### EXCERPTED DATA
** start **

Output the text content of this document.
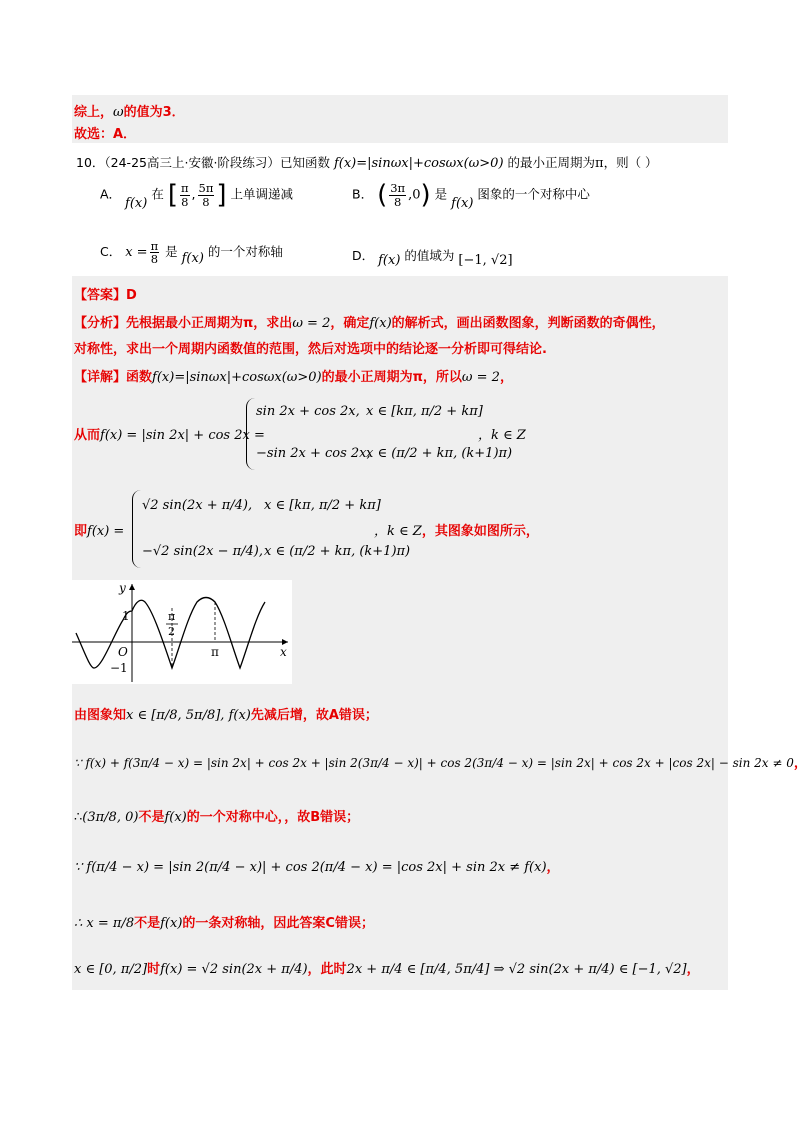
综上，ω的值为3．
故选：A．
10．（24-25高三上·安徽·阶段练习）已知函数 f(x)=|sinωx|+cosωx(ω>0) 的最小正周期为π，则（ ）
A． f(x) 在 [ $\frac{\pi}{8}$ , $\frac{5\pi}{8}$ ] 上单调递减	B． ( $\frac{3\pi}{8} ,0$) 是 f(x) 图象的一个对称中心
C． $x = \frac{\pi}{8}$ 是 f(x) 的一个对称轴	D． f(x) 的值域为 [−1, √2]
【答案】D
【分析】先根据最小正周期为π，求出ω = 2，确定f(x)的解析式，画出函数图象，判断函数的奇偶性，
对称性，求出一个周期内函数值的范围，然后对选项中的结论逐一分析即可得结论.
【详解】函数f(x)=|sinωx|+cosωx(ω>0)的最小正周期为π，所以ω = 2，
从而f(x) = |sin 2x| + cos 2x =
sin 2x + cos 2x, x ∈ [kπ, π/2 + kπ]
−sin 2x + cos 2x,
x ∈ (π/2 + kπ, (k+1)π)
，k ∈ Z
即f(x) =
√2 sin(2x + π/4), x ∈ [kπ, π/2 + kπ]
−√2 sin(2x − π/4), x ∈ (π/2 + kπ, (k+1)π)
，k ∈ Z，其图象如图所示，
y
x
O
1
−1
π
2
π
由图象知x ∈ [π/8, 5π/8], f(x)先减后增，故A错误；
∵ f(x) + f(3π/4 − x) = |sin 2x| + cos 2x + |sin 2(3π/4 − x)| + cos 2(3π/4 − x) = |sin 2x| + cos 2x + |cos 2x| − sin 2x ≠ 0，
∴(3π/8, 0)不是f(x)的一个对称中心，，故B错误；
∵ f(π/4 − x) = |sin 2(π/4 − x)| + cos 2(π/4 − x) = |cos 2x| + sin 2x ≠ f(x)，
∴ x = π/8不是f(x)的一条对称轴，因此答案C错误；
x ∈ [0, π/2]时f(x) = √2 sin(2x + π/4)，此时2x + π/4 ∈ [π/4, 5π/4] ⇒ √2 sin(2x + π/4) ∈ [−1, √2]，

** end **

### AIM
Scan the material and collect every line that contains "cosωx".

### WRITTEN ANSWER
10．（24-25高三上·安徽·阶段练习）已知函数 f(x)=|sinωx|+cosωx(ω>0) 的最小正周期为π，则（ ）
【详解】函数f(x)=|sinωx|+cosωx(ω>0)的最小正周期为π，所以ω = 2，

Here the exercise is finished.